[Start of Task data]

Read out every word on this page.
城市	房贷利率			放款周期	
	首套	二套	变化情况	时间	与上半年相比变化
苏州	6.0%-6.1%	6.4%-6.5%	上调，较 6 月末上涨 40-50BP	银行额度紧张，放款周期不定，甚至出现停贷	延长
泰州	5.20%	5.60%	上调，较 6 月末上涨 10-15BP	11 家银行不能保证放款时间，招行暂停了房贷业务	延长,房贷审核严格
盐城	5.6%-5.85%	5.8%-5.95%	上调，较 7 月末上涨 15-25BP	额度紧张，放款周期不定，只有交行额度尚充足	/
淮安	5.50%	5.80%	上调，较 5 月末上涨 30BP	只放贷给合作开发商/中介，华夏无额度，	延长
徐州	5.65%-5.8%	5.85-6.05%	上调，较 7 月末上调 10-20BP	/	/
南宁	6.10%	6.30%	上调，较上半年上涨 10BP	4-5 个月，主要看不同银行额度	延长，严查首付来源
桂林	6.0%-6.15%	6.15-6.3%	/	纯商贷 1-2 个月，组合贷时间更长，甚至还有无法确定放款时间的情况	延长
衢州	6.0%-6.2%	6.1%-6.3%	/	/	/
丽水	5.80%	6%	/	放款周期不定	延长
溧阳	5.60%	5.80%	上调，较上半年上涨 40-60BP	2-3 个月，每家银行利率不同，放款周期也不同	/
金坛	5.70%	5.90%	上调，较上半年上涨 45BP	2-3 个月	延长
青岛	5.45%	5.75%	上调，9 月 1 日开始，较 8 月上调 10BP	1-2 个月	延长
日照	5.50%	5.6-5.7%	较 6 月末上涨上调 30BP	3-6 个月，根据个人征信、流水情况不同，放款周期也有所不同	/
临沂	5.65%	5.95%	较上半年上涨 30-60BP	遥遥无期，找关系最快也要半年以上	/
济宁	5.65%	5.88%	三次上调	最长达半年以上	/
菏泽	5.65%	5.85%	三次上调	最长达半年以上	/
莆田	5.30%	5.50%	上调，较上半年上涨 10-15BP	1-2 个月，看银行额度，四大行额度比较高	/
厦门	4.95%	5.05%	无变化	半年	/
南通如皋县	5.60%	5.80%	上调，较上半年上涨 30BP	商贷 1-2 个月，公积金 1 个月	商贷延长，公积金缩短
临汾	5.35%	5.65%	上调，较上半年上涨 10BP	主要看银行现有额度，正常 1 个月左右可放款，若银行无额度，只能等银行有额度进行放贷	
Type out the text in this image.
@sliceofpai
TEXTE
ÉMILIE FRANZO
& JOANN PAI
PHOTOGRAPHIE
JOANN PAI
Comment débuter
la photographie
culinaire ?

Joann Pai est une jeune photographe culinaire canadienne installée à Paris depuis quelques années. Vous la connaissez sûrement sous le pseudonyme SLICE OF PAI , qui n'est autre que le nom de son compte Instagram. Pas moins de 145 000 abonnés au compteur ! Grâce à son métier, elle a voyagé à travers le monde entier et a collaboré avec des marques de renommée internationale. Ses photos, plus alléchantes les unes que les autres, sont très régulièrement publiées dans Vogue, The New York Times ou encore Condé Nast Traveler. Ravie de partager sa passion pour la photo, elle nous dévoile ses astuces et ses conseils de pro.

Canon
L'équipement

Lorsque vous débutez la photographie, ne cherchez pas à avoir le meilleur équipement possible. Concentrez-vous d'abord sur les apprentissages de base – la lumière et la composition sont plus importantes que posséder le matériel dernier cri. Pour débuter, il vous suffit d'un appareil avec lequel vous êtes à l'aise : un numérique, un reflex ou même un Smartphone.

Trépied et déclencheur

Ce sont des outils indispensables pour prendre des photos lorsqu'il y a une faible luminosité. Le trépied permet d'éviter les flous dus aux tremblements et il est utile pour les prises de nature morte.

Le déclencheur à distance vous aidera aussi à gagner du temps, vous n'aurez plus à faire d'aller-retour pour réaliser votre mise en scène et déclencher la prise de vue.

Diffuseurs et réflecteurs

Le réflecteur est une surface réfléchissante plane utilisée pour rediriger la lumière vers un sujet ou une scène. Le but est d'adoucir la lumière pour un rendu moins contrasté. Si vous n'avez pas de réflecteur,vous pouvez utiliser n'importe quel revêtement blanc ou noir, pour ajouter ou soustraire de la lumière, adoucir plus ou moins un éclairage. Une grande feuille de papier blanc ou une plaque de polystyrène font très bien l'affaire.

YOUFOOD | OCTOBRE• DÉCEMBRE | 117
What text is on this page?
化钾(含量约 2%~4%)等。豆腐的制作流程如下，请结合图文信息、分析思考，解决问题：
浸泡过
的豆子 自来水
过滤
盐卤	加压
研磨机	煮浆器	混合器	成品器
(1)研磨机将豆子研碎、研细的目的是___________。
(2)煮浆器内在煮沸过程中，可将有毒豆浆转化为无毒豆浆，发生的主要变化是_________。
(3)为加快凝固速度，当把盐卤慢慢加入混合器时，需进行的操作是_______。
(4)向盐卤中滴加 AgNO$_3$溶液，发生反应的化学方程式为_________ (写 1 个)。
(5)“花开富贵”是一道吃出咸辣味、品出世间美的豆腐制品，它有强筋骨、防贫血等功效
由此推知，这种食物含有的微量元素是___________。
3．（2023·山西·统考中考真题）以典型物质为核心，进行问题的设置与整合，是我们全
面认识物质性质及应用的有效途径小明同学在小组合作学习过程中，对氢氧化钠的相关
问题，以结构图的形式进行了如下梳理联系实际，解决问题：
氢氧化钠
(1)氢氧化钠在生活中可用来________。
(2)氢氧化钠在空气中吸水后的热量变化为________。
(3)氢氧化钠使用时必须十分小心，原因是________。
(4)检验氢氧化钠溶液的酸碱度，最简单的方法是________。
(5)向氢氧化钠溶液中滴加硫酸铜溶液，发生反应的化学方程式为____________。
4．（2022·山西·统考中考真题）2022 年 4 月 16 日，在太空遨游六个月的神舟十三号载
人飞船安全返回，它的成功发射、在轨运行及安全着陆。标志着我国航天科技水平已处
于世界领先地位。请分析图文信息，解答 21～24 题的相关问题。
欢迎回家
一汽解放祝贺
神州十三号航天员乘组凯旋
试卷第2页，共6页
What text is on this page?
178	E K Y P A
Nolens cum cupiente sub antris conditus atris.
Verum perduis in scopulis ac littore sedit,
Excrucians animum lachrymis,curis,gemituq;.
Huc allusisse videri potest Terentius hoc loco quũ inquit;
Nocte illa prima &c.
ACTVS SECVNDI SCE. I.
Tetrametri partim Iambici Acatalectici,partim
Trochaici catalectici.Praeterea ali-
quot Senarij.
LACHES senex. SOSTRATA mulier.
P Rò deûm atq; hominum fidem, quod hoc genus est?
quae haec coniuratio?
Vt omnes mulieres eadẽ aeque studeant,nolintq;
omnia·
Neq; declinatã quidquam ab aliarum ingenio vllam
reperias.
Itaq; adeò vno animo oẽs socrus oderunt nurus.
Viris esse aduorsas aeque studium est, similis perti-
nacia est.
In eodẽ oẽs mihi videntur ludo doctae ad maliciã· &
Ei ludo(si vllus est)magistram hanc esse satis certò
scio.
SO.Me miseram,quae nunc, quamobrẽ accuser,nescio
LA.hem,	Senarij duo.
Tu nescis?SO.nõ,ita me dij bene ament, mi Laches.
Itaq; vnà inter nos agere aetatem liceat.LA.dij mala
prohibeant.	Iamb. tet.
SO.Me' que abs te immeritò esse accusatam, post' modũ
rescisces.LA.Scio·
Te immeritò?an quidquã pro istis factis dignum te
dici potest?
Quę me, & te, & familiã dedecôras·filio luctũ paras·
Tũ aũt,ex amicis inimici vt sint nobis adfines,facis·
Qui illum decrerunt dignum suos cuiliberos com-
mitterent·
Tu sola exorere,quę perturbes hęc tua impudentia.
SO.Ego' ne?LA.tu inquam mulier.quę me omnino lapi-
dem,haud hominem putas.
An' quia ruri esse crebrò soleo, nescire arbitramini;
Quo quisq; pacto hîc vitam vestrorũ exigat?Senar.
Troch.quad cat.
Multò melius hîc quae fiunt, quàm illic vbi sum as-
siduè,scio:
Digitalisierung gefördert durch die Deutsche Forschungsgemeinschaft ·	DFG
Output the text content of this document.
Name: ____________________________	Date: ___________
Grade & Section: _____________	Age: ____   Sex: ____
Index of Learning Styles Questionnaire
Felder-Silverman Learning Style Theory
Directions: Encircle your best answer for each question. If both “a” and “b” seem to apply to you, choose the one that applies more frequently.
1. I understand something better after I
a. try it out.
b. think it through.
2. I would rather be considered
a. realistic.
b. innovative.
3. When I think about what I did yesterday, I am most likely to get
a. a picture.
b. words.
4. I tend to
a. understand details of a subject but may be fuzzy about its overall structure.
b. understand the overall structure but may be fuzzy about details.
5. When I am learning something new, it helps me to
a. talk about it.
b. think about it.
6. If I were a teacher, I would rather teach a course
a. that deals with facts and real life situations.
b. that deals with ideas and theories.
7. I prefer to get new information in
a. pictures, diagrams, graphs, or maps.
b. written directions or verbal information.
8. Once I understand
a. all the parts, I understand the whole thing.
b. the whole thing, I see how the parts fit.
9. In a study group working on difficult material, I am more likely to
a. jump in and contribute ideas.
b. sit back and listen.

[End of Task data]

- What you are asked to do -
Locate each line containing the string "structure" and show it.

- Solution for this task -
a. understand details of a subject but may be fuzzy about its overall structure.
b. understand the overall structure but may be fuzzy about details.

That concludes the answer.